Give all of the lines again exactly as they read.

### PROVIDED DATA
►
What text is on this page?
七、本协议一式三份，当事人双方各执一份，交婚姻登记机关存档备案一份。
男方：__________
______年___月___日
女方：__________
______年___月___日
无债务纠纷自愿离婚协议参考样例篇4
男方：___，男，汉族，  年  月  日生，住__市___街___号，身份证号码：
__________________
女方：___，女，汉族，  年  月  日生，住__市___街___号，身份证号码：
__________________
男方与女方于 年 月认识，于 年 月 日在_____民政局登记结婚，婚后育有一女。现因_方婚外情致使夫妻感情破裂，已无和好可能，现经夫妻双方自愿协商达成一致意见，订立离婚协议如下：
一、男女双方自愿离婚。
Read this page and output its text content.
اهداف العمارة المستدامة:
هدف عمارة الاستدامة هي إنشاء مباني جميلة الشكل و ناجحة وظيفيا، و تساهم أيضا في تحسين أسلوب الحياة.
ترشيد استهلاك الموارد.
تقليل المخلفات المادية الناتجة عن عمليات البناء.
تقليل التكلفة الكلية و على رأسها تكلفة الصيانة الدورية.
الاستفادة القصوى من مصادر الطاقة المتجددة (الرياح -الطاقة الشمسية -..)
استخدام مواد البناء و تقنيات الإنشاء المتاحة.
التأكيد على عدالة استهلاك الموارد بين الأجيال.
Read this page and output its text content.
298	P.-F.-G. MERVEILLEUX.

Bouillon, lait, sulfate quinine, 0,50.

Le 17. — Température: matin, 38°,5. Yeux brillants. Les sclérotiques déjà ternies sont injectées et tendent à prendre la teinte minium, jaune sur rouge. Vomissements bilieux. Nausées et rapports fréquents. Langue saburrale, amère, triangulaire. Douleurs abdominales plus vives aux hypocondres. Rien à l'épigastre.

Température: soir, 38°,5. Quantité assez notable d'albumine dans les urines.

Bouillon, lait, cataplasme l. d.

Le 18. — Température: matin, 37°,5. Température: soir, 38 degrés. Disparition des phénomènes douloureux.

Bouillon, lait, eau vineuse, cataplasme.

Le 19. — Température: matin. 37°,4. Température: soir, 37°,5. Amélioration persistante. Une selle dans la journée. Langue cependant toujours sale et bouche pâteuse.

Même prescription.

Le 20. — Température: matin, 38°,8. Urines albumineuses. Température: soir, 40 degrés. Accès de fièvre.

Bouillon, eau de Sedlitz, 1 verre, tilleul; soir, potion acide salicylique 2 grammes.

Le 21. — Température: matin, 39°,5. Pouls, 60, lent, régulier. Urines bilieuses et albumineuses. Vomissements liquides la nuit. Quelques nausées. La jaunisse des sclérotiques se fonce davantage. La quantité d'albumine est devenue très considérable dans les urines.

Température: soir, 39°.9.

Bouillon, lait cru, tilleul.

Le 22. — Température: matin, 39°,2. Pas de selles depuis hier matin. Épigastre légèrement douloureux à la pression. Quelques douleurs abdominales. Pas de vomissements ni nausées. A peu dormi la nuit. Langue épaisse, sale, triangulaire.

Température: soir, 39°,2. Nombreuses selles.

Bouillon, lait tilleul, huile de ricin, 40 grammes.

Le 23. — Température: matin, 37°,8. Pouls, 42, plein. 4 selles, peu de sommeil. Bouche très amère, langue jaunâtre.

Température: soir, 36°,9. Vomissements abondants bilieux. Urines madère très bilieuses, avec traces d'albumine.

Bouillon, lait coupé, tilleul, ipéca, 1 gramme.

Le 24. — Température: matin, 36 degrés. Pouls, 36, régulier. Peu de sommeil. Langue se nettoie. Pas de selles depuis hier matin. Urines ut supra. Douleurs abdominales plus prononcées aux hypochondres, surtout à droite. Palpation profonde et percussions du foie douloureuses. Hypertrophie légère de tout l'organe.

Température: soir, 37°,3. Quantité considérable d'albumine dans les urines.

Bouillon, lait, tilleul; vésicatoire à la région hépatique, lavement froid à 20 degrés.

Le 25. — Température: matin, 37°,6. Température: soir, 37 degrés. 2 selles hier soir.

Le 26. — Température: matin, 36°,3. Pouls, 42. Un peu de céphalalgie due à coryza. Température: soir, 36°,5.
◄
### TASK RESPONSE
What text is on this page?
七、本协议一式三份，当事人双方各执一份，交婚姻登记机关存档备案一份。
男方：__________
______年___月___日
女方：__________
______年___月___日
无债务纠纷自愿离婚协议参考样例篇4
男方：___，男，汉族，  年  月  日生，住__市___街___号，身份证号码：
__________________
女方：___，女，汉族，  年  月  日生，住__市___街___号，身份证号码：
__________________
男方与女方于 年 月认识，于 年 月 日在_____民政局登记结婚，婚后育有一女。现因_方婚外情致使夫妻感情破裂，已无和好可能，现经夫妻双方自愿协商达成一致意见，订立离婚协议如下：
一、男女双方自愿离婚。
Read this page and output its text content.
اهداف العمارة المستدامة:
هدف عمارة الاستدامة هي إنشاء مباني جميلة الشكل و ناجحة وظيفيا، و تساهم أيضا في تحسين أسلوب الحياة.
ترشيد استهلاك الموارد.
تقليل المخلفات المادية الناتجة عن عمليات البناء.
تقليل التكلفة الكلية و على رأسها تكلفة الصيانة الدورية.
الاستفادة القصوى من مصادر الطاقة المتجددة (الرياح -الطاقة الشمسية -..)
استخدام مواد البناء و تقنيات الإنشاء المتاحة.
التأكيد على عدالة استهلاك الموارد بين الأجيال.
Read this page and output its text content.
298	P.-F.-G. MERVEILLEUX.

Bouillon, lait, sulfate quinine, 0,50.

Le 17. — Température: matin, 38°,5. Yeux brillants. Les sclérotiques déjà ternies sont injectées et tendent à prendre la teinte minium, jaune sur rouge. Vomissements bilieux. Nausées et rapports fréquents. Langue saburrale, amère, triangulaire. Douleurs abdominales plus vives aux hypocondres. Rien à l'épigastre.

Température: soir, 38°,5. Quantité assez notable d'albumine dans les urines.

Bouillon, lait, cataplasme l. d.

Le 18. — Température: matin, 37°,5. Température: soir, 38 degrés. Disparition des phénomènes douloureux.

Bouillon, lait, eau vineuse, cataplasme.

Le 19. — Température: matin. 37°,4. Température: soir, 37°,5. Amélioration persistante. Une selle dans la journée. Langue cependant toujours sale et bouche pâteuse.

Même prescription.

Le 20. — Température: matin, 38°,8. Urines albumineuses. Température: soir, 40 degrés. Accès de fièvre.

Bouillon, eau de Sedlitz, 1 verre, tilleul; soir, potion acide salicylique 2 grammes.

Le 21. — Température: matin, 39°,5. Pouls, 60, lent, régulier. Urines bilieuses et albumineuses. Vomissements liquides la nuit. Quelques nausées. La jaunisse des sclérotiques se fonce davantage. La quantité d'albumine est devenue très considérable dans les urines.

Température: soir, 39°.9.

Bouillon, lait cru, tilleul.

Le 22. — Température: matin, 39°,2. Pas de selles depuis hier matin. Épigastre légèrement douloureux à la pression. Quelques douleurs abdominales. Pas de vomissements ni nausées. A peu dormi la nuit. Langue épaisse, sale, triangulaire.

Température: soir, 39°,2. Nombreuses selles.

Bouillon, lait tilleul, huile de ricin, 40 grammes.

Le 23. — Température: matin, 37°,8. Pouls, 42, plein. 4 selles, peu de sommeil. Bouche très amère, langue jaunâtre.

Température: soir, 36°,9. Vomissements abondants bilieux. Urines madère très bilieuses, avec traces d'albumine.

Bouillon, lait coupé, tilleul, ipéca, 1 gramme.

Le 24. — Température: matin, 36 degrés. Pouls, 36, régulier. Peu de sommeil. Langue se nettoie. Pas de selles depuis hier matin. Urines ut supra. Douleurs abdominales plus prononcées aux hypochondres, surtout à droite. Palpation profonde et percussions du foie douloureuses. Hypertrophie légère de tout l'organe.

Température: soir, 37°,3. Quantité considérable d'albumine dans les urines.

Bouillon, lait, tilleul; vésicatoire à la région hépatique, lavement froid à 20 degrés.

Le 25. — Température: matin, 37°,6. Température: soir, 37 degrés. 2 selles hier soir.

Le 26. — Température: matin, 36°,3. Pouls, 42. Un peu de céphalalgie due à coryza. Température: soir, 36°,5.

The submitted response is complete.